Dataset items:
=-=-=

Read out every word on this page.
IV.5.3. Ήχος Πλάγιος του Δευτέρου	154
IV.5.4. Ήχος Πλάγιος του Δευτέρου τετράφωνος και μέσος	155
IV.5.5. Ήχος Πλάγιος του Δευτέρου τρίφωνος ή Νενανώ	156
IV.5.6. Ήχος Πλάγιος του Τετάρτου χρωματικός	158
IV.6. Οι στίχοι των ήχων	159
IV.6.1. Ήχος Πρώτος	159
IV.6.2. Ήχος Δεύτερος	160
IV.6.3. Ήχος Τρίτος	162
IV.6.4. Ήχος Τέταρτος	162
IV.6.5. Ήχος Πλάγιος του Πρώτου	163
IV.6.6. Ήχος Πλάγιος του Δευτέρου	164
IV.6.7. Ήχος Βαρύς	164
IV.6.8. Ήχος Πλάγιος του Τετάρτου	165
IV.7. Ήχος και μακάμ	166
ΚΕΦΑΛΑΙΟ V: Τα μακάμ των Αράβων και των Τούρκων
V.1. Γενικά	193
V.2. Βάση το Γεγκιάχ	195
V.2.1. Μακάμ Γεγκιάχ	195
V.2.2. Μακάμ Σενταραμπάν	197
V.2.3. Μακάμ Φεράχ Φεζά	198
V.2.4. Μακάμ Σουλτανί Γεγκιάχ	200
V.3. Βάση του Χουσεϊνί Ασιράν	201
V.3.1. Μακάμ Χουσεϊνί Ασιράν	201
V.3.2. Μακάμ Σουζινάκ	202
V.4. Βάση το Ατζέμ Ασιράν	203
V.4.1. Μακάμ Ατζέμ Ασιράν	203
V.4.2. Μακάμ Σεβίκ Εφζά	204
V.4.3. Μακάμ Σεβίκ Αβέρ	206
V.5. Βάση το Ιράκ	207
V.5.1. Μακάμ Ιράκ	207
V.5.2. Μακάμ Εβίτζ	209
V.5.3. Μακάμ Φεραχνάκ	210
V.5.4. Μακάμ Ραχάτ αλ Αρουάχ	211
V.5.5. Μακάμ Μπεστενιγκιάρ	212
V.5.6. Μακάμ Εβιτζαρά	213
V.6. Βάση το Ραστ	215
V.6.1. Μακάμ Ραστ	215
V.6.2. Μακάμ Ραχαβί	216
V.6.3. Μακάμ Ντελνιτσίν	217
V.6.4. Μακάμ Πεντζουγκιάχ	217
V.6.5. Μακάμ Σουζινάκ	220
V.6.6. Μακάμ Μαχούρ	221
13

=-=-=

### [Direction]
Copy out the material word for word and line for line.

### [Problem solution]
Read out every word on this page.
IV.5.3. Ήχος Πλάγιος του Δευτέρου	154
IV.5.4. Ήχος Πλάγιος του Δευτέρου τετράφωνος και μέσος	155
IV.5.5. Ήχος Πλάγιος του Δευτέρου τρίφωνος ή Νενανώ	156
IV.5.6. Ήχος Πλάγιος του Τετάρτου χρωματικός	158
IV.6. Οι στίχοι των ήχων	159
IV.6.1. Ήχος Πρώτος	159
IV.6.2. Ήχος Δεύτερος	160
IV.6.3. Ήχος Τρίτος	162
IV.6.4. Ήχος Τέταρτος	162
IV.6.5. Ήχος Πλάγιος του Πρώτου	163
IV.6.6. Ήχος Πλάγιος του Δευτέρου	164
IV.6.7. Ήχος Βαρύς	164
IV.6.8. Ήχος Πλάγιος του Τετάρτου	165
IV.7. Ήχος και μακάμ	166
ΚΕΦΑΛΑΙΟ V: Τα μακάμ των Αράβων και των Τούρκων
V.1. Γενικά	193
V.2. Βάση το Γεγκιάχ	195
V.2.1. Μακάμ Γεγκιάχ	195
V.2.2. Μακάμ Σενταραμπάν	197
V.2.3. Μακάμ Φεράχ Φεζά	198
V.2.4. Μακάμ Σουλτανί Γεγκιάχ	200
V.3. Βάση του Χουσεϊνί Ασιράν	201
V.3.1. Μακάμ Χουσεϊνί Ασιράν	201
V.3.2. Μακάμ Σουζινάκ	202
V.4. Βάση το Ατζέμ Ασιράν	203
V.4.1. Μακάμ Ατζέμ Ασιράν	203
V.4.2. Μακάμ Σεβίκ Εφζά	204
V.4.3. Μακάμ Σεβίκ Αβέρ	206
V.5. Βάση το Ιράκ	207
V.5.1. Μακάμ Ιράκ	207
V.5.2. Μακάμ Εβίτζ	209
V.5.3. Μακάμ Φεραχνάκ	210
V.5.4. Μακάμ Ραχάτ αλ Αρουάχ	211
V.5.5. Μακάμ Μπεστενιγκιάρ	212
V.5.6. Μακάμ Εβιτζαρά	213
V.6. Βάση το Ραστ	215
V.6.1. Μακάμ Ραστ	215
V.6.2. Μακάμ Ραχαβί	216
V.6.3. Μακάμ Ντελνιτσίν	217
V.6.4. Μακάμ Πεντζουγκιάχ	217
V.6.5. Μακάμ Σουζινάκ	220
V.6.6. Μακάμ Μαχούρ	221
13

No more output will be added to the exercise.